PROBLEM REQUIREMENTS
Copy out all of the data exactly as it appears.

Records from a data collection
########################################
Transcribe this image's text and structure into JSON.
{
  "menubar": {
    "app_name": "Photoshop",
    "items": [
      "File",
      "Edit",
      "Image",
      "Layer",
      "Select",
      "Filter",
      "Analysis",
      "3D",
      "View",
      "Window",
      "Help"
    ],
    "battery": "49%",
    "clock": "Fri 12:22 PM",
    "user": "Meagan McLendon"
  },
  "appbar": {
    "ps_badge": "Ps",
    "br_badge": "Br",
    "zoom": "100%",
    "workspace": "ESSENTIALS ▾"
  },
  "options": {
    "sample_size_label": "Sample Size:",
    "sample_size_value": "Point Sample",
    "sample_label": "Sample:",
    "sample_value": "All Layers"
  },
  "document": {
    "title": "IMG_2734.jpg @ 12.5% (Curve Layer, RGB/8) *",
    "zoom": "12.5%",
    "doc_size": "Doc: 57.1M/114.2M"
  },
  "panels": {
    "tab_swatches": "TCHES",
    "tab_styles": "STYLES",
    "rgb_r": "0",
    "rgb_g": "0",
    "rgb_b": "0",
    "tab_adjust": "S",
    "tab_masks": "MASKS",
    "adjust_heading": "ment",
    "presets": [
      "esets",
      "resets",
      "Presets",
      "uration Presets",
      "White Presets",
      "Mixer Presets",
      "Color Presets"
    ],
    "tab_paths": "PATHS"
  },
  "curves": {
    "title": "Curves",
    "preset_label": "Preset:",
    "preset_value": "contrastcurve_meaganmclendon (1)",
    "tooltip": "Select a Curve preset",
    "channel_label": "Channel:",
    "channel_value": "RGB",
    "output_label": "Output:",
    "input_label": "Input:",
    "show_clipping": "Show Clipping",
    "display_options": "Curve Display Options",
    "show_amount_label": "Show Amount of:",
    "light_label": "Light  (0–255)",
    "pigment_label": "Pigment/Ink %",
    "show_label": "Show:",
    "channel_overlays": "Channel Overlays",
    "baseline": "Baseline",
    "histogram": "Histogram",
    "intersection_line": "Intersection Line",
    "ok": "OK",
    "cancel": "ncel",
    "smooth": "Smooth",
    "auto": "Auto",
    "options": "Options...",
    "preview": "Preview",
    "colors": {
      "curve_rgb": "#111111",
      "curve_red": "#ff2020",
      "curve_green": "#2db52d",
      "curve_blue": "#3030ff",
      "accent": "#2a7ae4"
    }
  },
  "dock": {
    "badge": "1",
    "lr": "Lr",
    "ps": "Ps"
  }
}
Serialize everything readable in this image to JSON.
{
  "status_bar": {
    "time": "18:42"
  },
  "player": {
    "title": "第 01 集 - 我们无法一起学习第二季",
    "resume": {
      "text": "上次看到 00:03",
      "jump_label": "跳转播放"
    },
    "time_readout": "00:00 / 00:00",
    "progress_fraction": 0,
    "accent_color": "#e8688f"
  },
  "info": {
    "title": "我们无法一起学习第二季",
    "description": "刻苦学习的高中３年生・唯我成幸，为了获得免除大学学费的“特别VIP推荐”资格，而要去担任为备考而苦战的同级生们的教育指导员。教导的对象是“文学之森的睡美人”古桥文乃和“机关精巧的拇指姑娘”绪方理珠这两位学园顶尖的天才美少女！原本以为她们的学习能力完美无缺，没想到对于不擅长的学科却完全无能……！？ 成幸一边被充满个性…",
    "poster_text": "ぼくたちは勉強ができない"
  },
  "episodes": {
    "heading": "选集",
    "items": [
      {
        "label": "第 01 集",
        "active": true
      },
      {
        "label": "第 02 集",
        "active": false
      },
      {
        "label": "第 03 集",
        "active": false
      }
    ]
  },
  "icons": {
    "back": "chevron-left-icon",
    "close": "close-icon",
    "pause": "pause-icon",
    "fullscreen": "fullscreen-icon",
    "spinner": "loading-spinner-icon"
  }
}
########################################
RESULT OF THIS TASK
Transcribe this image's text and structure into JSON.
{
  "menubar": {
    "app_name": "Photoshop",
    "items": [
      "File",
      "Edit",
      "Image",
      "Layer",
      "Select",
      "Filter",
      "Analysis",
      "3D",
      "View",
      "Window",
      "Help"
    ],
    "battery": "49%",
    "clock": "Fri 12:22 PM",
    "user": "Meagan McLendon"
  },
  "appbar": {
    "ps_badge": "Ps",
    "br_badge": "Br",
    "zoom": "100%",
    "workspace": "ESSENTIALS ▾"
  },
  "options": {
    "sample_size_label": "Sample Size:",
    "sample_size_value": "Point Sample",
    "sample_label": "Sample:",
    "sample_value": "All Layers"
  },
  "document": {
    "title": "IMG_2734.jpg @ 12.5% (Curve Layer, RGB/8) *",
    "zoom": "12.5%",
    "doc_size": "Doc: 57.1M/114.2M"
  },
  "panels": {
    "tab_swatches": "TCHES",
    "tab_styles": "STYLES",
    "rgb_r": "0",
    "rgb_g": "0",
    "rgb_b": "0",
    "tab_adjust": "S",
    "tab_masks": "MASKS",
    "adjust_heading": "ment",
    "presets": [
      "esets",
      "resets",
      "Presets",
      "uration Presets",
      "White Presets",
      "Mixer Presets",
      "Color Presets"
    ],
    "tab_paths": "PATHS"
  },
  "curves": {
    "title": "Curves",
    "preset_label": "Preset:",
    "preset_value": "contrastcurve_meaganmclendon (1)",
    "tooltip": "Select a Curve preset",
    "channel_label": "Channel:",
    "channel_value": "RGB",
    "output_label": "Output:",
    "input_label": "Input:",
    "show_clipping": "Show Clipping",
    "display_options": "Curve Display Options",
    "show_amount_label": "Show Amount of:",
    "light_label": "Light  (0–255)",
    "pigment_label": "Pigment/Ink %",
    "show_label": "Show:",
    "channel_overlays": "Channel Overlays",
    "baseline": "Baseline",
    "histogram": "Histogram",
    "intersection_line": "Intersection Line",
    "ok": "OK",
    "cancel": "ncel",
    "smooth": "Smooth",
    "auto": "Auto",
    "options": "Options...",
    "preview": "Preview",
    "colors": {
      "curve_rgb": "#111111",
      "curve_red": "#ff2020",
      "curve_green": "#2db52d",
      "curve_blue": "#3030ff",
      "accent": "#2a7ae4"
    }
  },
  "dock": {
    "badge": "1",
    "lr": "Lr",
    "ps": "Ps"
  }
}
Serialize everything readable in this image to JSON.
{
  "status_bar": {
    "time": "18:42"
  },
  "player": {
    "title": "第 01 集 - 我们无法一起学习第二季",
    "resume": {
      "text": "上次看到 00:03",
      "jump_label": "跳转播放"
    },
    "time_readout": "00:00 / 00:00",
    "progress_fraction": 0,
    "accent_color": "#e8688f"
  },
  "info": {
    "title": "我们无法一起学习第二季",
    "description": "刻苦学习的高中３年生・唯我成幸，为了获得免除大学学费的“特别VIP推荐”资格，而要去担任为备考而苦战的同级生们的教育指导员。教导的对象是“文学之森的睡美人”古桥文乃和“机关精巧的拇指姑娘”绪方理珠这两位学园顶尖的天才美少女！原本以为她们的学习能力完美无缺，没想到对于不擅长的学科却完全无能……！？ 成幸一边被充满个性…",
    "poster_text": "ぼくたちは勉強ができない"
  },
  "episodes": {
    "heading": "选集",
    "items": [
      {
        "label": "第 01 集",
        "active": true
      },
      {
        "label": "第 02 集",
        "active": false
      },
      {
        "label": "第 03 集",
        "active": false
      }
    ]
  },
  "icons": {
    "back": "chevron-left-icon",
    "close": "close-icon",
    "pause": "pause-icon",
    "fullscreen": "fullscreen-icon",
    "spinner": "loading-spinner-icon"
  }
}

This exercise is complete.